▸ Task to carry out: Can you retype every record below exactly as written?

▸ Data provided:

========================

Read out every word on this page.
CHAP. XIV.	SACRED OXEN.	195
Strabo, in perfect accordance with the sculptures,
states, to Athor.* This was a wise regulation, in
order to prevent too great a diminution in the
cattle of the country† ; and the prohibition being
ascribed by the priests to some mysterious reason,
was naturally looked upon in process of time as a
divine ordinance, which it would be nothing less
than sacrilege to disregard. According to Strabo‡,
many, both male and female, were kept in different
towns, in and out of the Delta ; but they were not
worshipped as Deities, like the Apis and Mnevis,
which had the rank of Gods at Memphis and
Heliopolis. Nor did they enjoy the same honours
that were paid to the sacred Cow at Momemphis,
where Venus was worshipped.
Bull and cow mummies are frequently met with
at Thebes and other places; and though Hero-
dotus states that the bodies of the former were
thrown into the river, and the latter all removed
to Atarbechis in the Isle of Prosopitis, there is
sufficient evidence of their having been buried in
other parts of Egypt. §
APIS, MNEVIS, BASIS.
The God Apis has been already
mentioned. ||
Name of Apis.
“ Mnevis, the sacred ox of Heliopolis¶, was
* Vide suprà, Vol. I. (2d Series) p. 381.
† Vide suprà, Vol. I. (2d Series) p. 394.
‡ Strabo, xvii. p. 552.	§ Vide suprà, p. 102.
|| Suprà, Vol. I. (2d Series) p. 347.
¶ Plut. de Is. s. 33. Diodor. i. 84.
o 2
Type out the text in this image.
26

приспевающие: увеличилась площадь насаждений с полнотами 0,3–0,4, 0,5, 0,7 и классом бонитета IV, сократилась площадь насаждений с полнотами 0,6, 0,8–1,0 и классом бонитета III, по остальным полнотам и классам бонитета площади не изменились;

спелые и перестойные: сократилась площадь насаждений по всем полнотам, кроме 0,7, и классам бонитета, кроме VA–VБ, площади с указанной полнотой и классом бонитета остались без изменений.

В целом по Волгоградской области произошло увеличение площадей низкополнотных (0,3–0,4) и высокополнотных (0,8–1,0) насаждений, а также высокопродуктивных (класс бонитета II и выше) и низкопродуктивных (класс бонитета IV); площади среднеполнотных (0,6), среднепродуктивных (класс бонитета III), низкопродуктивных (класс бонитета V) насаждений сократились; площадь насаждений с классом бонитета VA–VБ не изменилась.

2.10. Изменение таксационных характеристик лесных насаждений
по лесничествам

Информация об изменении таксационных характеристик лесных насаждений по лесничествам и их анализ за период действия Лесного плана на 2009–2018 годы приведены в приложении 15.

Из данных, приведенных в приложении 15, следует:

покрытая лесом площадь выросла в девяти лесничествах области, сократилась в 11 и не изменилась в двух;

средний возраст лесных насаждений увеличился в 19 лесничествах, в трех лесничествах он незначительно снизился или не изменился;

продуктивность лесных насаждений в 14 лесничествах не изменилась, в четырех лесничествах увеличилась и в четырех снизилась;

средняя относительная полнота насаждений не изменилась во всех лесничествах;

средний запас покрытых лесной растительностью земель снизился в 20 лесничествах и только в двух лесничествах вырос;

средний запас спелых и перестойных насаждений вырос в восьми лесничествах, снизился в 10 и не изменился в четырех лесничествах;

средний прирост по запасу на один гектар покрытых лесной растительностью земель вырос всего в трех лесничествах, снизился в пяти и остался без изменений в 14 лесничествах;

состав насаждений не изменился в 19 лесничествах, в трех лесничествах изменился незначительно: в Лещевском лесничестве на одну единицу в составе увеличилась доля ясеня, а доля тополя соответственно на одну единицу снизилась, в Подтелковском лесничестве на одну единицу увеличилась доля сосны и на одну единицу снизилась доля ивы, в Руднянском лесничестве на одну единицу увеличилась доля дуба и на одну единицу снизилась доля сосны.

========================

▸ Final answer:
Read out every word on this page.
CHAP. XIV.	SACRED OXEN.	195
Strabo, in perfect accordance with the sculptures,
states, to Athor.* This was a wise regulation, in
order to prevent too great a diminution in the
cattle of the country† ; and the prohibition being
ascribed by the priests to some mysterious reason,
was naturally looked upon in process of time as a
divine ordinance, which it would be nothing less
than sacrilege to disregard. According to Strabo‡,
many, both male and female, were kept in different
towns, in and out of the Delta ; but they were not
worshipped as Deities, like the Apis and Mnevis,
which had the rank of Gods at Memphis and
Heliopolis. Nor did they enjoy the same honours
that were paid to the sacred Cow at Momemphis,
where Venus was worshipped.
Bull and cow mummies are frequently met with
at Thebes and other places; and though Hero-
dotus states that the bodies of the former were
thrown into the river, and the latter all removed
to Atarbechis in the Isle of Prosopitis, there is
sufficient evidence of their having been buried in
other parts of Egypt. §
APIS, MNEVIS, BASIS.
The God Apis has been already
mentioned. ||
Name of Apis.
“ Mnevis, the sacred ox of Heliopolis¶, was
* Vide suprà, Vol. I. (2d Series) p. 381.
† Vide suprà, Vol. I. (2d Series) p. 394.
‡ Strabo, xvii. p. 552.	§ Vide suprà, p. 102.
|| Suprà, Vol. I. (2d Series) p. 347.
¶ Plut. de Is. s. 33. Diodor. i. 84.
o 2
Type out the text in this image.
26

приспевающие: увеличилась площадь насаждений с полнотами 0,3–0,4, 0,5, 0,7 и классом бонитета IV, сократилась площадь насаждений с полнотами 0,6, 0,8–1,0 и классом бонитета III, по остальным полнотам и классам бонитета площади не изменились;

спелые и перестойные: сократилась площадь насаждений по всем полнотам, кроме 0,7, и классам бонитета, кроме VA–VБ, площади с указанной полнотой и классом бонитета остались без изменений.

В целом по Волгоградской области произошло увеличение площадей низкополнотных (0,3–0,4) и высокополнотных (0,8–1,0) насаждений, а также высокопродуктивных (класс бонитета II и выше) и низкопродуктивных (класс бонитета IV); площади среднеполнотных (0,6), среднепродуктивных (класс бонитета III), низкопродуктивных (класс бонитета V) насаждений сократились; площадь насаждений с классом бонитета VA–VБ не изменилась.

2.10. Изменение таксационных характеристик лесных насаждений
по лесничествам

Информация об изменении таксационных характеристик лесных насаждений по лесничествам и их анализ за период действия Лесного плана на 2009–2018 годы приведены в приложении 15.

Из данных, приведенных в приложении 15, следует:

покрытая лесом площадь выросла в девяти лесничествах области, сократилась в 11 и не изменилась в двух;

средний возраст лесных насаждений увеличился в 19 лесничествах, в трех лесничествах он незначительно снизился или не изменился;

продуктивность лесных насаждений в 14 лесничествах не изменилась, в четырех лесничествах увеличилась и в четырех снизилась;

средняя относительная полнота насаждений не изменилась во всех лесничествах;

средний запас покрытых лесной растительностью земель снизился в 20 лесничествах и только в двух лесничествах вырос;

средний запас спелых и перестойных насаждений вырос в восьми лесничествах, снизился в 10 и не изменился в четырех лесничествах;

средний прирост по запасу на один гектар покрытых лесной растительностью земель вырос всего в трех лесничествах, снизился в пяти и остался без изменений в 14 лесничествах;

состав насаждений не изменился в 19 лесничествах, в трех лесничествах изменился незначительно: в Лещевском лесничестве на одну единицу в составе увеличилась доля ясеня, а доля тополя соответственно на одну единицу снизилась, в Подтелковском лесничестве на одну единицу увеличилась доля сосны и на одну единицу снизилась доля ивы, в Руднянском лесничестве на одну единицу увеличилась доля дуба и на одну единицу снизилась доля сосны.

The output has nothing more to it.